WHAT THE TASK ASKS: Quote every entry word for word.

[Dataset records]
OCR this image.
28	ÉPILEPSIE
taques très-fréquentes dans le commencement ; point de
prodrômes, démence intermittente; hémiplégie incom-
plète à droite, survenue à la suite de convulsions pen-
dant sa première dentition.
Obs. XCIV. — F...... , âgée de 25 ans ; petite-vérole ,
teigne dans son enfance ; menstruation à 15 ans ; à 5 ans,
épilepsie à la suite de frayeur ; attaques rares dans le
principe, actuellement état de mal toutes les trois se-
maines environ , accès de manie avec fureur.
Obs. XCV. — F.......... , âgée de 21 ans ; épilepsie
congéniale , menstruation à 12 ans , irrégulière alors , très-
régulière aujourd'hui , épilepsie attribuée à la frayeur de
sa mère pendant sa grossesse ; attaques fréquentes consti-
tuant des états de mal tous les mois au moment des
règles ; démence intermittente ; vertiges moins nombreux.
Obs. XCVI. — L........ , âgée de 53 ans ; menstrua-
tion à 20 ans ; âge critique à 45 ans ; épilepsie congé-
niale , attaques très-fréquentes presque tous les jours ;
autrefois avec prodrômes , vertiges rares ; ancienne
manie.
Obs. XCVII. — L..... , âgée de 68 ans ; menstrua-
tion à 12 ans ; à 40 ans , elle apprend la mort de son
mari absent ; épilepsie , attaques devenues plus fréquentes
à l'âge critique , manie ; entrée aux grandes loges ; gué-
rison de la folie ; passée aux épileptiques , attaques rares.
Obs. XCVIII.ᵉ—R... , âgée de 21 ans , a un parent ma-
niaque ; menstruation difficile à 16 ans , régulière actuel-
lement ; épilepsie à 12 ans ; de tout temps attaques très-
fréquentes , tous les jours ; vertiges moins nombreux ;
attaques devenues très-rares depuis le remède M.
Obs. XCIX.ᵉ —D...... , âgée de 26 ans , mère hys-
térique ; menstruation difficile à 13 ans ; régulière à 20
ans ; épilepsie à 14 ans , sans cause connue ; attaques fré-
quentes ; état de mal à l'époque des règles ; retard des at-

EXPECTED OUTPUT:
OCR this image.
28	ÉPILEPSIE
taques très-fréquentes dans le commencement ; point de
prodrômes, démence intermittente; hémiplégie incom-
plète à droite, survenue à la suite de convulsions pen-
dant sa première dentition.
Obs. XCIV. — F...... , âgée de 25 ans ; petite-vérole ,
teigne dans son enfance ; menstruation à 15 ans ; à 5 ans,
épilepsie à la suite de frayeur ; attaques rares dans le
principe, actuellement état de mal toutes les trois se-
maines environ , accès de manie avec fureur.
Obs. XCV. — F.......... , âgée de 21 ans ; épilepsie
congéniale , menstruation à 12 ans , irrégulière alors , très-
régulière aujourd'hui , épilepsie attribuée à la frayeur de
sa mère pendant sa grossesse ; attaques fréquentes consti-
tuant des états de mal tous les mois au moment des
règles ; démence intermittente ; vertiges moins nombreux.
Obs. XCVI. — L........ , âgée de 53 ans ; menstrua-
tion à 20 ans ; âge critique à 45 ans ; épilepsie congé-
niale , attaques très-fréquentes presque tous les jours ;
autrefois avec prodrômes , vertiges rares ; ancienne
manie.
Obs. XCVII. — L..... , âgée de 68 ans ; menstrua-
tion à 12 ans ; à 40 ans , elle apprend la mort de son
mari absent ; épilepsie , attaques devenues plus fréquentes
à l'âge critique , manie ; entrée aux grandes loges ; gué-
rison de la folie ; passée aux épileptiques , attaques rares.
Obs. XCVIII.ᵉ—R... , âgée de 21 ans , a un parent ma-
niaque ; menstruation difficile à 16 ans , régulière actuel-
lement ; épilepsie à 12 ans ; de tout temps attaques très-
fréquentes , tous les jours ; vertiges moins nombreux ;
attaques devenues très-rares depuis le remède M.
Obs. XCIX.ᵉ —D...... , âgée de 26 ans , mère hys-
térique ; menstruation difficile à 13 ans ; régulière à 20
ans ; épilepsie à 14 ans , sans cause connue ; attaques fré-
quentes ; état de mal à l'époque des règles ; retard des at-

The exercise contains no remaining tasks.